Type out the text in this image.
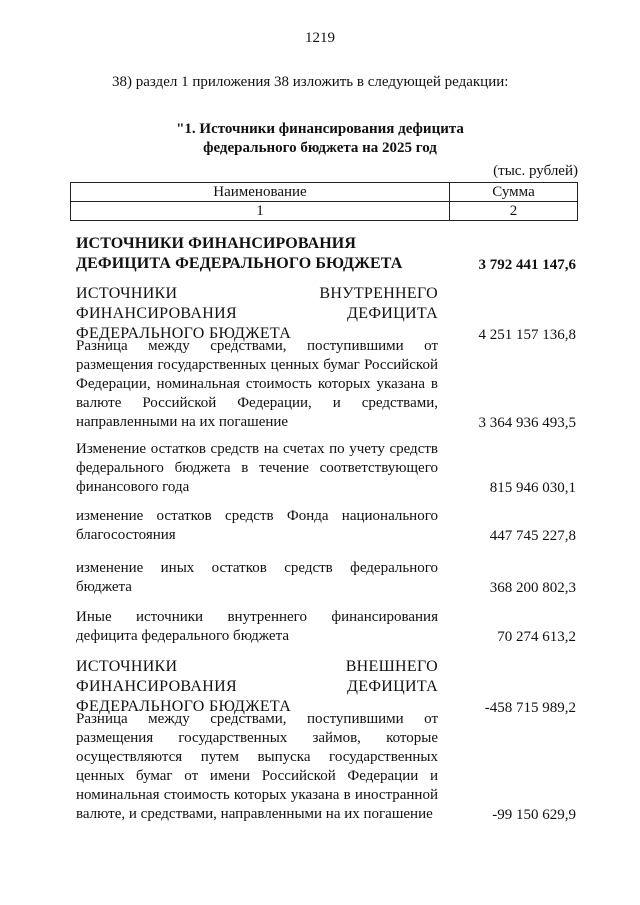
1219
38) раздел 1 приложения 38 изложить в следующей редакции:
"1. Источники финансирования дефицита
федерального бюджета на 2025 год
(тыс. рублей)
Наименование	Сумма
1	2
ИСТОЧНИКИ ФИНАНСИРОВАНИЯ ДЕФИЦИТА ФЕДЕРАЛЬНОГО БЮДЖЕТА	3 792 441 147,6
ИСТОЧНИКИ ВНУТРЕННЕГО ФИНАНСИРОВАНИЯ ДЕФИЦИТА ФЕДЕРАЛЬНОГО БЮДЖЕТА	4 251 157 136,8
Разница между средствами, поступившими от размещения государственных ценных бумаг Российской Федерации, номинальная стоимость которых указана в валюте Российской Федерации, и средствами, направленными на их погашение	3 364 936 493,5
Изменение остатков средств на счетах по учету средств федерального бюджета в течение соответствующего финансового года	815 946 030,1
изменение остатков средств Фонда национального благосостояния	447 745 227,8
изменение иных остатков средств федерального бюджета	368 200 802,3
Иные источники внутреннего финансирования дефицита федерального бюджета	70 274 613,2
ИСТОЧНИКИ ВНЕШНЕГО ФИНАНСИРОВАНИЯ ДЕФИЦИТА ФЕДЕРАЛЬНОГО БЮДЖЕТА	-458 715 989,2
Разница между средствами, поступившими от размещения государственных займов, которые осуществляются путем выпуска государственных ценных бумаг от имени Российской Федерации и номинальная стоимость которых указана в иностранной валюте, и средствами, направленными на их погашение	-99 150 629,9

- - -

• _Aim of the task_
Transcribe the whole listing, character for character, but not its images.

• _Response to this exercise_
Type out the text in this image.
1219
38) раздел 1 приложения 38 изложить в следующей редакции:
"1. Источники финансирования дефицита
федерального бюджета на 2025 год
(тыс. рублей)
Наименование	Сумма
1	2
ИСТОЧНИКИ ФИНАНСИРОВАНИЯ ДЕФИЦИТА ФЕДЕРАЛЬНОГО БЮДЖЕТА	3 792 441 147,6
ИСТОЧНИКИ ВНУТРЕННЕГО ФИНАНСИРОВАНИЯ ДЕФИЦИТА ФЕДЕРАЛЬНОГО БЮДЖЕТА	4 251 157 136,8
Разница между средствами, поступившими от размещения государственных ценных бумаг Российской Федерации, номинальная стоимость которых указана в валюте Российской Федерации, и средствами, направленными на их погашение	3 364 936 493,5
Изменение остатков средств на счетах по учету средств федерального бюджета в течение соответствующего финансового года	815 946 030,1
изменение остатков средств Фонда национального благосостояния	447 745 227,8
изменение иных остатков средств федерального бюджета	368 200 802,3
Иные источники внутреннего финансирования дефицита федерального бюджета	70 274 613,2
ИСТОЧНИКИ ВНЕШНЕГО ФИНАНСИРОВАНИЯ ДЕФИЦИТА ФЕДЕРАЛЬНОГО БЮДЖЕТА	-458 715 989,2
Разница между средствами, поступившими от размещения государственных займов, которые осуществляются путем выпуска государственных ценных бумаг от имени Российской Федерации и номинальная стоимость которых указана в иностранной валюте, и средствами, направленными на их погашение	-99 150 629,9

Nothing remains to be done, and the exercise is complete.